:: DATA SHOWN

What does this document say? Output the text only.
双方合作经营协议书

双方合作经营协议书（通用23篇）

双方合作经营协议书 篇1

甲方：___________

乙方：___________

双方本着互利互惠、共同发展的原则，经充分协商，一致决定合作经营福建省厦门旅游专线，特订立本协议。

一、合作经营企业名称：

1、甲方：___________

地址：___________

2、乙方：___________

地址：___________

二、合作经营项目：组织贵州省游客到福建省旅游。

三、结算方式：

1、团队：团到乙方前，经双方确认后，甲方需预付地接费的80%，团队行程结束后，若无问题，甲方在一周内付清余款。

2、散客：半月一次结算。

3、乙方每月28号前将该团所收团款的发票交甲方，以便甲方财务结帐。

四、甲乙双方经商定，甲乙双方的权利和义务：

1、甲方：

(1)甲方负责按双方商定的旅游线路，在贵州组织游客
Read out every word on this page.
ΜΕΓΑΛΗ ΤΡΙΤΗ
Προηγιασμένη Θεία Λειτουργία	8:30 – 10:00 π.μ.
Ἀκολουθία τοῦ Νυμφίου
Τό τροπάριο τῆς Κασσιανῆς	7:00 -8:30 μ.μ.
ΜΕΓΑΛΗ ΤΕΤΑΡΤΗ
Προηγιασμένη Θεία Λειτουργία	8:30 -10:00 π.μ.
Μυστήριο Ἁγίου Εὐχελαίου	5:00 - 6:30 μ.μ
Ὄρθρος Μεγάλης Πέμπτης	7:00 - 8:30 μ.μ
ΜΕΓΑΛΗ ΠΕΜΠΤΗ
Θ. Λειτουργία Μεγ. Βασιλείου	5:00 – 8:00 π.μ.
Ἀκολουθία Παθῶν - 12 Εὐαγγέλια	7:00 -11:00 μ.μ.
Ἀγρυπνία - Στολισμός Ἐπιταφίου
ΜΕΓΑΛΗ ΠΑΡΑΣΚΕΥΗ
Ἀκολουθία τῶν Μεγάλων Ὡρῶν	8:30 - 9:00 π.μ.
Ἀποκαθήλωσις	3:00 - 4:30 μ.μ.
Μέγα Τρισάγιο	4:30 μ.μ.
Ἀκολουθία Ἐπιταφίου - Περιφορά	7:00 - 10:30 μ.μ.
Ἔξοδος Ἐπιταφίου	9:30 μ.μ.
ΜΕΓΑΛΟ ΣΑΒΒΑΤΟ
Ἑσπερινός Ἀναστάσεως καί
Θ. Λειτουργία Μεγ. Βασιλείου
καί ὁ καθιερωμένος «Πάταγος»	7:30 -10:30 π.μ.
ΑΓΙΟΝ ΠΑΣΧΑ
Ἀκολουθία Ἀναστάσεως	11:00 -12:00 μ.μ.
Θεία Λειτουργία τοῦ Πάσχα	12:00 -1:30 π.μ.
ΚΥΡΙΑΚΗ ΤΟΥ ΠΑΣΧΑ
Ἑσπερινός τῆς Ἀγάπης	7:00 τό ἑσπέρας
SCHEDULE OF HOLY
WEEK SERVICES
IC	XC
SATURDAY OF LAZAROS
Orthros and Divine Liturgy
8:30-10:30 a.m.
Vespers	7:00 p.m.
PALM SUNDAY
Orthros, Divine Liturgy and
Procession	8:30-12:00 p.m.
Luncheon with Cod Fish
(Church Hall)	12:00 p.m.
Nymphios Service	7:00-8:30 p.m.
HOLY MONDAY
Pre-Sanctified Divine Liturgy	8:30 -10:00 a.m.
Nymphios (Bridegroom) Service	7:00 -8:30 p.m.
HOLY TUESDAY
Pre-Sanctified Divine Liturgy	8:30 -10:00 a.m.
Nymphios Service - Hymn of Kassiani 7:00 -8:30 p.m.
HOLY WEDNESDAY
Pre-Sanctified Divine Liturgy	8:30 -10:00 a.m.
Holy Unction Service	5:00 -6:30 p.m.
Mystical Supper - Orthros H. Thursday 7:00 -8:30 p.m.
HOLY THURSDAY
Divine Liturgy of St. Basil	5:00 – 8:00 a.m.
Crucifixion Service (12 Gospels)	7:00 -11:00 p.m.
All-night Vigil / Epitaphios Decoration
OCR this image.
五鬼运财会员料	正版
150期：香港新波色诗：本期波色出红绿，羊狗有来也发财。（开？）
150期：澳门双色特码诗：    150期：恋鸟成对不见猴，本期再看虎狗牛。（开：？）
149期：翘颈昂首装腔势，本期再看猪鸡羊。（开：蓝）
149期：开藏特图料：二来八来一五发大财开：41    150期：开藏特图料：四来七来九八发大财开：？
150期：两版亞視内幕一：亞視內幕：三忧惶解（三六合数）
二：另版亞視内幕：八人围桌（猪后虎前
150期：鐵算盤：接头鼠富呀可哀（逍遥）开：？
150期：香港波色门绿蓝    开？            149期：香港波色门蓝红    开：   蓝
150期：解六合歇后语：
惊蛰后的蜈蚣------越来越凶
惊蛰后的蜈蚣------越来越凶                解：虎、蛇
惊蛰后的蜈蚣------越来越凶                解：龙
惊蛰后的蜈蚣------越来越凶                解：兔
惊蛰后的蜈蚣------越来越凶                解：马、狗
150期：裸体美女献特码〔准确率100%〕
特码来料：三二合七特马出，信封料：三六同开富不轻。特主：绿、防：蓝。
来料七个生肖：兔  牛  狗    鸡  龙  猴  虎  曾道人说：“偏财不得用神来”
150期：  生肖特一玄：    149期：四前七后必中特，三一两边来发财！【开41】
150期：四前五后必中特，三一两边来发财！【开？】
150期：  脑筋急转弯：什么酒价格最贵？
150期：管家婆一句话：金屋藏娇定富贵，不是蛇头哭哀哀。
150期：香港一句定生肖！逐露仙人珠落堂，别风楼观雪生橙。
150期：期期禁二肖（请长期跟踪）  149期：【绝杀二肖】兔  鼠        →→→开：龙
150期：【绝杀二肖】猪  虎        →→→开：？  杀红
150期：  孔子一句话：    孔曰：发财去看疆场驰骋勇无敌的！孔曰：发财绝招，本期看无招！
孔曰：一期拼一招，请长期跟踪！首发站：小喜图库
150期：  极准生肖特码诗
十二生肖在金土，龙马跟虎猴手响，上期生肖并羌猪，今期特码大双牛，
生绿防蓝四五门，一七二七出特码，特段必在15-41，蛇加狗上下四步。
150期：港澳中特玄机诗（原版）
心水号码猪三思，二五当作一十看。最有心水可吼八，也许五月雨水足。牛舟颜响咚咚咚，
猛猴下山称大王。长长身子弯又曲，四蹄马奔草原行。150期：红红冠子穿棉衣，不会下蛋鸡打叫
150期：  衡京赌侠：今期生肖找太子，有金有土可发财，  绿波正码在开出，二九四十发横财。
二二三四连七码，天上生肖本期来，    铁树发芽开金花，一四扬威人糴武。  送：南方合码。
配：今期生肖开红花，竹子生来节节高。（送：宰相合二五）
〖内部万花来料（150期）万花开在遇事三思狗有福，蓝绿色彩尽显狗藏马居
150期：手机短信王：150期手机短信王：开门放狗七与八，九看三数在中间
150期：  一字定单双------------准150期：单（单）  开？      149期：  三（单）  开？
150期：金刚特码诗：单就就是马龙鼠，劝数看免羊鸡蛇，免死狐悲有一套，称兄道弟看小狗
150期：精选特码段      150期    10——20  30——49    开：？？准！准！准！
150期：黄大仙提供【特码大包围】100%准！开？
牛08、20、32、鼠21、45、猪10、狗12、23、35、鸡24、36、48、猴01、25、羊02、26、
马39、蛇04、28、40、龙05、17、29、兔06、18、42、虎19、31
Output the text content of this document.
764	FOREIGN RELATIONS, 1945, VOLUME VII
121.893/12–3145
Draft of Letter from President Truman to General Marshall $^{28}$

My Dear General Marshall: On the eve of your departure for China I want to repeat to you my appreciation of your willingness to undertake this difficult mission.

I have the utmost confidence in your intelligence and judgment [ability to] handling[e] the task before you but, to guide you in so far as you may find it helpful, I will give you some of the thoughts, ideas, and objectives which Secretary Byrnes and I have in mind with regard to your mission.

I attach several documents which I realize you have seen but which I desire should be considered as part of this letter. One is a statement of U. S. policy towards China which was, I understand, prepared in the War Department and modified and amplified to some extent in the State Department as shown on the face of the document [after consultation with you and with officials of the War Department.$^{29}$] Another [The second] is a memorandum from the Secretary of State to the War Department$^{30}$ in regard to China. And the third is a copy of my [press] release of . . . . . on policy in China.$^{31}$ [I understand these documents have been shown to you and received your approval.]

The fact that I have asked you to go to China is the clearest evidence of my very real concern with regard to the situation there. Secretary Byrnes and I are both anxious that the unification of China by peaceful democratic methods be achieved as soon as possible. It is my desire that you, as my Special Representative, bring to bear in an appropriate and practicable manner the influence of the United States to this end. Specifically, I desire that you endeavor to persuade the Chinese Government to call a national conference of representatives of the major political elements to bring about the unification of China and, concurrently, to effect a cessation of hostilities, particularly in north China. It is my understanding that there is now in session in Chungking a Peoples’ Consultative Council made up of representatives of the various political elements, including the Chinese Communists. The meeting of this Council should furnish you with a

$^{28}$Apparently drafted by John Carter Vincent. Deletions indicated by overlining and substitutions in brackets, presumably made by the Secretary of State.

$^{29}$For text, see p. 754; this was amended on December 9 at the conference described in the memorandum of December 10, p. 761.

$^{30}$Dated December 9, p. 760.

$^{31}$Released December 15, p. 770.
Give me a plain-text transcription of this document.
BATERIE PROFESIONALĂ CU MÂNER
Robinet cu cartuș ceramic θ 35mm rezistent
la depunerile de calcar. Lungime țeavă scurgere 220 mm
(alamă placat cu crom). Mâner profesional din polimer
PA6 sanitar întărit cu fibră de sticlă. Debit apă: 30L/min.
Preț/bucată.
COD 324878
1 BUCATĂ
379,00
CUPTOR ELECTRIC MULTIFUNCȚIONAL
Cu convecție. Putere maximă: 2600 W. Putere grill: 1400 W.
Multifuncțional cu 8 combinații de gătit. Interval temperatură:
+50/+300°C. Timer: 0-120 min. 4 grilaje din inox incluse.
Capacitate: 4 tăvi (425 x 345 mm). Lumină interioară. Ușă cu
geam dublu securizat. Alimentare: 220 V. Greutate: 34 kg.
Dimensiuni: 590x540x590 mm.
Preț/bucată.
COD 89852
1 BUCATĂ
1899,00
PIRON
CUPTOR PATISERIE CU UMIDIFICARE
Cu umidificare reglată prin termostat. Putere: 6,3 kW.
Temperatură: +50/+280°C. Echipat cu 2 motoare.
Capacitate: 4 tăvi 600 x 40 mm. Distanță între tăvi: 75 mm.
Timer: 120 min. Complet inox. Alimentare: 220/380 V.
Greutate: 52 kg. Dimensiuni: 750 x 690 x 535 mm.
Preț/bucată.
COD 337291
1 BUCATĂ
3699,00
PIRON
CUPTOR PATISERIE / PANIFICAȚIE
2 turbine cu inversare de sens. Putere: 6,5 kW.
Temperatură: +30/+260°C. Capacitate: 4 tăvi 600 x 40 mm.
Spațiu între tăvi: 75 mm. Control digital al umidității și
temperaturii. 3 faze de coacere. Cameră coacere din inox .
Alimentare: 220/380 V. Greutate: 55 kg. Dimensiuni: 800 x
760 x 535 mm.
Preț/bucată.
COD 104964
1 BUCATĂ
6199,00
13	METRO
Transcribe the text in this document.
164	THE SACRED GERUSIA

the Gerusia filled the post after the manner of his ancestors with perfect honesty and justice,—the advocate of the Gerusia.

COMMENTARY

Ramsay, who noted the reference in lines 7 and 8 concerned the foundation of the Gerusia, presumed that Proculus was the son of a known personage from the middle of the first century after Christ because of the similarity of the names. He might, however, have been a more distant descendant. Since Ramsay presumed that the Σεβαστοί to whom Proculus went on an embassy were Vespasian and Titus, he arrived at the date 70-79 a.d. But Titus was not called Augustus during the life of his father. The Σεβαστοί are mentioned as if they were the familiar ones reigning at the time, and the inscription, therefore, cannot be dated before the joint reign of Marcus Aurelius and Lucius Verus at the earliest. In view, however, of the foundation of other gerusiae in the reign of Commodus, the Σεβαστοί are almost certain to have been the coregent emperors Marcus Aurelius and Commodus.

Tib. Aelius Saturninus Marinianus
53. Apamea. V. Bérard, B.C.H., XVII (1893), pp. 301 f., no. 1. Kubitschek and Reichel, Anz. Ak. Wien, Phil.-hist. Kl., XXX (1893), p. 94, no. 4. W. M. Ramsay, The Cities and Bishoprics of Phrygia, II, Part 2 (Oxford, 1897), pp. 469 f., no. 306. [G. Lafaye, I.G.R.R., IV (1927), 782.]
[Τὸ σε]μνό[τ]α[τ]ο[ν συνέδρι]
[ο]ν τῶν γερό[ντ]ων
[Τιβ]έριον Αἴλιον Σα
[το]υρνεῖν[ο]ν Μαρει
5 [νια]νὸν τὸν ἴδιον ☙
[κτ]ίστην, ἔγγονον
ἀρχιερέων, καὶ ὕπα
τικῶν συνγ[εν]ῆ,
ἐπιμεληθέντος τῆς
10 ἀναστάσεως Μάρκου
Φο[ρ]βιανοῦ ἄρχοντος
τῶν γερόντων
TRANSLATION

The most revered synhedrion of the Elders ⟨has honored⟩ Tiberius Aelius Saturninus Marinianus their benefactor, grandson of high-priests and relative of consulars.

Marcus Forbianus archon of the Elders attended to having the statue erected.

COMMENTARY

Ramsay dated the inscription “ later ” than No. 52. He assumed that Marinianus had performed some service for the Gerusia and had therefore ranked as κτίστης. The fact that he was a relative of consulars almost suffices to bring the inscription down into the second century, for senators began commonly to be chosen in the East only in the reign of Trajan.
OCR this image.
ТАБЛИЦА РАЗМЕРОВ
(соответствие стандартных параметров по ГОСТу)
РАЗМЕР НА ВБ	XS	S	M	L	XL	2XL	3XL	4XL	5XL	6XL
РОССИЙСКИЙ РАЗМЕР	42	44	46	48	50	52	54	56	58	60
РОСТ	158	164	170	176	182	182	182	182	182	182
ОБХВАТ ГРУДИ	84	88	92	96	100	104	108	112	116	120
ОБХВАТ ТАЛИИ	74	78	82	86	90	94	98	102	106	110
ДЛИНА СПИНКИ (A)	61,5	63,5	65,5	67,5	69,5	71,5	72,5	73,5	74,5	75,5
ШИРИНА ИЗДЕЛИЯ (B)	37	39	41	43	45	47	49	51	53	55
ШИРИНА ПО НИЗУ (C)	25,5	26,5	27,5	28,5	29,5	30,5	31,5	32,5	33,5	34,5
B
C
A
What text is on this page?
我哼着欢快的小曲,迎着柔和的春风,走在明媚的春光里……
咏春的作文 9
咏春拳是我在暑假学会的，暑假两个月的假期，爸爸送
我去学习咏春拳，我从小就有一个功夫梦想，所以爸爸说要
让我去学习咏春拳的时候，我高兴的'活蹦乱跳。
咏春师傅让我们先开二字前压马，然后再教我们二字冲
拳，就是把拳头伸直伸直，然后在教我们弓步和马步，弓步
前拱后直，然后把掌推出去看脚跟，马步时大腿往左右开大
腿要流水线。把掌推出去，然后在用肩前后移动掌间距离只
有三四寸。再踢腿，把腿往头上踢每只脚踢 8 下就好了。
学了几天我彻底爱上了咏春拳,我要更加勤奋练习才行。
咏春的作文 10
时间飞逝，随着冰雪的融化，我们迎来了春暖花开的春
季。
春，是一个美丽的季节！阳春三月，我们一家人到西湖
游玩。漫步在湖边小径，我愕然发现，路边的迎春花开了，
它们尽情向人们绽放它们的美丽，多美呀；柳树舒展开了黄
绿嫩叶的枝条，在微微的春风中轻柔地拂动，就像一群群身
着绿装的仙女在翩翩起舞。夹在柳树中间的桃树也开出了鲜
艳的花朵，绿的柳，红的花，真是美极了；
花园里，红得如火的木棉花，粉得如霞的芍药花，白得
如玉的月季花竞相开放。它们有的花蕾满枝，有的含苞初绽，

::::

- WHAT THE EXERCISE ASKS:
Repeat word for word the lines running from the line containing "What text is on this page?" to the end of the entries above, inclusive.

- CORRECT RESPONSE:
What text is on this page?
我哼着欢快的小曲,迎着柔和的春风,走在明媚的春光里……
咏春的作文 9
咏春拳是我在暑假学会的，暑假两个月的假期，爸爸送
我去学习咏春拳，我从小就有一个功夫梦想，所以爸爸说要
让我去学习咏春拳的时候，我高兴的'活蹦乱跳。
咏春师傅让我们先开二字前压马，然后再教我们二字冲
拳，就是把拳头伸直伸直，然后在教我们弓步和马步，弓步
前拱后直，然后把掌推出去看脚跟，马步时大腿往左右开大
腿要流水线。把掌推出去，然后在用肩前后移动掌间距离只
有三四寸。再踢腿，把腿往头上踢每只脚踢 8 下就好了。
学了几天我彻底爱上了咏春拳,我要更加勤奋练习才行。
咏春的作文 10
时间飞逝，随着冰雪的融化，我们迎来了春暖花开的春
季。
春，是一个美丽的季节！阳春三月，我们一家人到西湖
游玩。漫步在湖边小径，我愕然发现，路边的迎春花开了，
它们尽情向人们绽放它们的美丽，多美呀；柳树舒展开了黄
绿嫩叶的枝条，在微微的春风中轻柔地拂动，就像一群群身
着绿装的仙女在翩翩起舞。夹在柳树中间的桃树也开出了鲜
艳的花朵，绿的柳，红的花，真是美极了；
花园里，红得如火的木棉花，粉得如霞的芍药花，白得
如玉的月季花竞相开放。它们有的花蕾满枝，有的含苞初绽，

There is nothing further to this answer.